■ **Collected data entries**
□ □ □ □ □ □ □

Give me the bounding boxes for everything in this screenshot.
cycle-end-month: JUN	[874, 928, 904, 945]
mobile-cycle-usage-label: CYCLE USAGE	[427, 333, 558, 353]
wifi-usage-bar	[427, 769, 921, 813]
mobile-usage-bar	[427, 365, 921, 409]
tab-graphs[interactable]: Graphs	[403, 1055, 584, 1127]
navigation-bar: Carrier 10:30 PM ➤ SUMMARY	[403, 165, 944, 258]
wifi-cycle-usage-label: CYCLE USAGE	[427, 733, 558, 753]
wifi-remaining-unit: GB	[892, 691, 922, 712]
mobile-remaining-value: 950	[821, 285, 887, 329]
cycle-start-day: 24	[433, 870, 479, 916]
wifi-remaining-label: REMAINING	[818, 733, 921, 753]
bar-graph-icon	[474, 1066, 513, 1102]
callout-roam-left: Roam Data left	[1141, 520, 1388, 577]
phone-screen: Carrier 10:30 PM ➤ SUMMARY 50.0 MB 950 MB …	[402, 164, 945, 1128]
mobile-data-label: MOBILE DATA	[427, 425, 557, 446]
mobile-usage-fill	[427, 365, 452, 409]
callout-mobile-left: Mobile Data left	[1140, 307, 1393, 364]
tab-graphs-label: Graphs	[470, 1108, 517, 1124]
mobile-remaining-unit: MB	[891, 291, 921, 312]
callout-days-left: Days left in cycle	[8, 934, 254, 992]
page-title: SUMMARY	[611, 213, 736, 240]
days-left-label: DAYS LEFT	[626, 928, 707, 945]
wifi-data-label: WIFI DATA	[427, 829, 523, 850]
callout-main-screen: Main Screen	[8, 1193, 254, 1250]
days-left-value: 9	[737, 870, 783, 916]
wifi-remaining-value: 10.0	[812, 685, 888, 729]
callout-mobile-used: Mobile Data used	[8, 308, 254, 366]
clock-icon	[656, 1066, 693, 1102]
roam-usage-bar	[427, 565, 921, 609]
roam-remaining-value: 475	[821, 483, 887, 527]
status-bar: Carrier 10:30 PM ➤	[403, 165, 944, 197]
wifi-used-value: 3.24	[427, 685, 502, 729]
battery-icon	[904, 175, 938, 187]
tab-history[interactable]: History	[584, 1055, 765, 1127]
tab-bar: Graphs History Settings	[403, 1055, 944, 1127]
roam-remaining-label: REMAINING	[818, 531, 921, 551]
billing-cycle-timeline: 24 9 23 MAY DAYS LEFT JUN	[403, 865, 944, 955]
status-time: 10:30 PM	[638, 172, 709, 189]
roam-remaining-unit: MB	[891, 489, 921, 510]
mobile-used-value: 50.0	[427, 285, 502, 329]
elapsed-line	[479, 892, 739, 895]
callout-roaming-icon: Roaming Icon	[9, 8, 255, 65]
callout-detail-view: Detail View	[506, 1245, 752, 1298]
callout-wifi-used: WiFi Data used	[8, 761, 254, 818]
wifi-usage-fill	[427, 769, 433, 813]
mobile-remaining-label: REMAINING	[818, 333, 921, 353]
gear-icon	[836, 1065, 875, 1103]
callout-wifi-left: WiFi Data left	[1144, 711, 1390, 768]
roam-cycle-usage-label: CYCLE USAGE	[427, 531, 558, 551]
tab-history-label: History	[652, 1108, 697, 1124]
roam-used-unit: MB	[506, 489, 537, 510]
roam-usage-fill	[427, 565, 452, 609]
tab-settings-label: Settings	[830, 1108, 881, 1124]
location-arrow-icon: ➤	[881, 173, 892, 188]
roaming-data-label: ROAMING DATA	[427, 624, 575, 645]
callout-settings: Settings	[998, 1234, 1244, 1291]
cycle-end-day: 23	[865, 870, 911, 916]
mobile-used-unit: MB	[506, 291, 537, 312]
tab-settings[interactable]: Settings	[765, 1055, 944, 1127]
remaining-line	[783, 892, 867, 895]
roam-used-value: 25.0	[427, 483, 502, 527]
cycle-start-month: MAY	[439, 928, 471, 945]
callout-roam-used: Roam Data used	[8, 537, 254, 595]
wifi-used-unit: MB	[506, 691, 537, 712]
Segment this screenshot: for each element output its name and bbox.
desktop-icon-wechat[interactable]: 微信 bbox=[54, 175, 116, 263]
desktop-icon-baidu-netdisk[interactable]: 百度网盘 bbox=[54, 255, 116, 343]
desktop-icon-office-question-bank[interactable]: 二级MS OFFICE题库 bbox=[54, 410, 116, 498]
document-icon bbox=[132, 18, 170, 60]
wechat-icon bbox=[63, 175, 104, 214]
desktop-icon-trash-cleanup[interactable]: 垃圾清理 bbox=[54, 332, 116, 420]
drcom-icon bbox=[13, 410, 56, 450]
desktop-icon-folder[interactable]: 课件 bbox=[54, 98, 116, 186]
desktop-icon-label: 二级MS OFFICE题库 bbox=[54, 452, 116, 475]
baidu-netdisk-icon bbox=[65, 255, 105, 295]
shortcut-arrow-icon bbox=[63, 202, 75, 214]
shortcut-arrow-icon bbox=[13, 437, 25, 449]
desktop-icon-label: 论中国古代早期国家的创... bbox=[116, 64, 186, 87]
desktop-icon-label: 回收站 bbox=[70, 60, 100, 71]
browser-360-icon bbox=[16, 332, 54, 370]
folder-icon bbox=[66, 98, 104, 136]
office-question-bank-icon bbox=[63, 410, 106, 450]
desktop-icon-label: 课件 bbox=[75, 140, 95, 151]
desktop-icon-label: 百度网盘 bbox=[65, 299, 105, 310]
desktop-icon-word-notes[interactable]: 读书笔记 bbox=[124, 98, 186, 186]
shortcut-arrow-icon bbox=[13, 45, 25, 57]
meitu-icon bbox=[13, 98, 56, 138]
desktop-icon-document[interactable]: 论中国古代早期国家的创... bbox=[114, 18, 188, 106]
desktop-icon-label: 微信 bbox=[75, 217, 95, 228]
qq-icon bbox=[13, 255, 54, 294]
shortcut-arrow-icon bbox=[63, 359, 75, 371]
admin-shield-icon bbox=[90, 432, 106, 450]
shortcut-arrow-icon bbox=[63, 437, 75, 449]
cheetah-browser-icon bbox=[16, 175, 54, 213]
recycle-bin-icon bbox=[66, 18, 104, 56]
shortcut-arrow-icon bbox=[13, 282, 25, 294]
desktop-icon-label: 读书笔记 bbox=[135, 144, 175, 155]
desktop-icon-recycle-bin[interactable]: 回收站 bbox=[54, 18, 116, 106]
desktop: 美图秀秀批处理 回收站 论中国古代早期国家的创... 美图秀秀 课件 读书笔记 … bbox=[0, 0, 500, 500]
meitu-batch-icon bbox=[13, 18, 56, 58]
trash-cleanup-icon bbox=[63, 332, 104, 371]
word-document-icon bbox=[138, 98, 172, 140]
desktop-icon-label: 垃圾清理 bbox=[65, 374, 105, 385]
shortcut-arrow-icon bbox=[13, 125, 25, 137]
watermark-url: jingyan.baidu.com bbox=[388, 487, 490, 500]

□ □ □ □ □ □ □

■ **Task objective**
Express the listing above as a JSON list of strings, one string per line and skipping any blank lines.

■ **Written solution**
[
  "Give me the bounding boxes for everything in this screenshot.",
  "cycle-end-month: JUN\t[874, 928, 904, 945]",
  "mobile-cycle-usage-label: CYCLE USAGE\t[427, 333, 558, 353]",
  "wifi-usage-bar\t[427, 769, 921, 813]",
  "mobile-usage-bar\t[427, 365, 921, 409]",
  "tab-graphs[interactable]: Graphs\t[403, 1055, 584, 1127]",
  "navigation-bar: Carrier 10:30 PM ➤ SUMMARY\t[403, 165, 944, 258]",
  "wifi-cycle-usage-label: CYCLE USAGE\t[427, 733, 558, 753]",
  "wifi-remaining-unit: GB\t[892, 691, 922, 712]",
  "mobile-remaining-value: 950\t[821, 285, 887, 329]",
  "cycle-start-day: 24\t[433, 870, 479, 916]",
  "wifi-remaining-label: REMAINING\t[818, 733, 921, 753]",
  "bar-graph-icon\t[474, 1066, 513, 1102]",
  "callout-roam-left: Roam Data left\t[1141, 520, 1388, 577]",
  "phone-screen: Carrier 10:30 PM ➤ SUMMARY 50.0 MB 950 MB …\t[402, 164, 945, 1128]",
  "mobile-data-label: MOBILE DATA\t[427, 425, 557, 446]",
  "mobile-usage-fill\t[427, 365, 452, 409]",
  "callout-mobile-left: Mobile Data left\t[1140, 307, 1393, 364]",
  "tab-graphs-label: Graphs\t[470, 1108, 517, 1124]",
  "mobile-remaining-unit: MB\t[891, 291, 921, 312]",
  "callout-days-left: Days left in cycle\t[8, 934, 254, 992]",
  "page-title: SUMMARY\t[611, 213, 736, 240]",
  "days-left-label: DAYS LEFT\t[626, 928, 707, 945]",
  "wifi-data-label: WIFI DATA\t[427, 829, 523, 850]",
  "callout-main-screen: Main Screen\t[8, 1193, 254, 1250]",
  "days-left-value: 9\t[737, 870, 783, 916]",
  "wifi-remaining-value: 10.0\t[812, 685, 888, 729]",
  "callout-mobile-used: Mobile Data used\t[8, 308, 254, 366]",
  "clock-icon\t[656, 1066, 693, 1102]",
  "roam-usage-bar\t[427, 565, 921, 609]",
  "roam-remaining-value: 475\t[821, 483, 887, 527]",
  "status-bar: Carrier 10:30 PM ➤\t[403, 165, 944, 197]",
  "wifi-used-value: 3.24\t[427, 685, 502, 729]",
  "battery-icon\t[904, 175, 938, 187]",
  "tab-history[interactable]: History\t[584, 1055, 765, 1127]",
  "tab-bar: Graphs History Settings\t[403, 1055, 944, 1127]",
  "roam-remaining-label: REMAINING\t[818, 531, 921, 551]",
  "billing-cycle-timeline: 24 9 23 MAY DAYS LEFT JUN\t[403, 865, 944, 955]",
  "status-time: 10:30 PM\t[638, 172, 709, 189]",
  "roam-remaining-unit: MB\t[891, 489, 921, 510]",
  "mobile-used-value: 50.0\t[427, 285, 502, 329]",
  "elapsed-line\t[479, 892, 739, 895]",
  "callout-roaming-icon: Roaming Icon\t[9, 8, 255, 65]",
  "callout-detail-view: Detail View\t[506, 1245, 752, 1298]",
  "callout-wifi-used: WiFi Data used\t[8, 761, 254, 818]",
  "wifi-usage-fill\t[427, 769, 433, 813]",
  "mobile-remaining-label: REMAINING\t[818, 333, 921, 353]",
  "gear-icon\t[836, 1065, 875, 1103]",
  "callout-wifi-left: WiFi Data left\t[1144, 711, 1390, 768]",
  "roam-cycle-usage-label: CYCLE USAGE\t[427, 531, 558, 551]",
  "tab-history-label: History\t[652, 1108, 697, 1124]",
  "roam-used-unit: MB\t[506, 489, 537, 510]",
  "roam-usage-fill\t[427, 565, 452, 609]",
  "tab-settings-label: Settings\t[830, 1108, 881, 1124]",
  "location-arrow-icon: ➤\t[881, 173, 892, 188]",
  "roaming-data-label: ROAMING DATA\t[427, 624, 575, 645]",
  "callout-settings: Settings\t[998, 1234, 1244, 1291]",
  "cycle-end-day: 23\t[865, 870, 911, 916]",
  "mobile-used-unit: MB\t[506, 291, 537, 312]",
  "tab-settings[interactable]: Settings\t[765, 1055, 944, 1127]",
  "remaining-line\t[783, 892, 867, 895]",
  "roam-used-value: 25.0\t[427, 483, 502, 527]",
  "cycle-start-month: MAY\t[439, 928, 471, 945]",
  "callout-roam-used: Roam Data used\t[8, 537, 254, 595]",
  "wifi-used-unit: MB\t[506, 691, 537, 712]",
  "Segment this screenshot: for each element output its name and bbox.",
  "desktop-icon-wechat[interactable]: 微信 bbox=[54, 175, 116, 263]",
  "desktop-icon-baidu-netdisk[interactable]: 百度网盘 bbox=[54, 255, 116, 343]",
  "desktop-icon-office-question-bank[interactable]: 二级MS OFFICE题库 bbox=[54, 410, 116, 498]",
  "document-icon bbox=[132, 18, 170, 60]",
  "wechat-icon bbox=[63, 175, 104, 214]",
  "desktop-icon-trash-cleanup[interactable]: 垃圾清理 bbox=[54, 332, 116, 420]",
  "drcom-icon bbox=[13, 410, 56, 450]",
  "desktop-icon-folder[interactable]: 课件 bbox=[54, 98, 116, 186]",
  "desktop-icon-label: 二级MS OFFICE题库 bbox=[54, 452, 116, 475]",
  "baidu-netdisk-icon bbox=[65, 255, 105, 295]",
  "shortcut-arrow-icon bbox=[63, 202, 75, 214]",
  "shortcut-arrow-icon bbox=[13, 437, 25, 449]",
  "desktop-icon-label: 论中国古代早期国家的创... bbox=[116, 64, 186, 87]",
  "desktop-icon-label: 回收站 bbox=[70, 60, 100, 71]",
  "browser-360-icon bbox=[16, 332, 54, 370]",
  "folder-icon bbox=[66, 98, 104, 136]",
  "office-question-bank-icon bbox=[63, 410, 106, 450]",
  "desktop-icon-label: 课件 bbox=[75, 140, 95, 151]",
  "desktop-icon-label: 百度网盘 bbox=[65, 299, 105, 310]",
  "desktop-icon-word-notes[interactable]: 读书笔记 bbox=[124, 98, 186, 186]",
  "shortcut-arrow-icon bbox=[13, 45, 25, 57]",
  "meitu-icon bbox=[13, 98, 56, 138]",
  "desktop-icon-document[interactable]: 论中国古代早期国家的创... bbox=[114, 18, 188, 106]",
  "desktop-icon-label: 微信 bbox=[75, 217, 95, 228]",
  "qq-icon bbox=[13, 255, 54, 294]",
  "shortcut-arrow-icon bbox=[63, 359, 75, 371]",
  "admin-shield-icon bbox=[90, 432, 106, 450]",
  "shortcut-arrow-icon bbox=[63, 437, 75, 449]",
  "cheetah-browser-icon bbox=[16, 175, 54, 213]",
  "recycle-bin-icon bbox=[66, 18, 104, 56]",
  "shortcut-arrow-icon bbox=[13, 282, 25, 294]",
  "desktop-icon-label: 读书笔记 bbox=[135, 144, 175, 155]",
  "desktop-icon-recycle-bin[interactable]: 回收站 bbox=[54, 18, 116, 106]",
  "desktop: 美图秀秀批处理 回收站 论中国古代早期国家的创... 美图秀秀 课件 读书笔记 … bbox=[0, 0, 500, 500]",
  "meitu-batch-icon bbox=[13, 18, 56, 58]",
  "trash-cleanup-icon bbox=[63, 332, 104, 371]",
  "word-document-icon bbox=[138, 98, 172, 140]",
  "desktop-icon-label: 垃圾清理 bbox=[65, 374, 105, 385]",
  "shortcut-arrow-icon bbox=[13, 125, 25, 137]",
  "watermark-url: jingyan.baidu.com bbox=[388, 487, 490, 500]"
]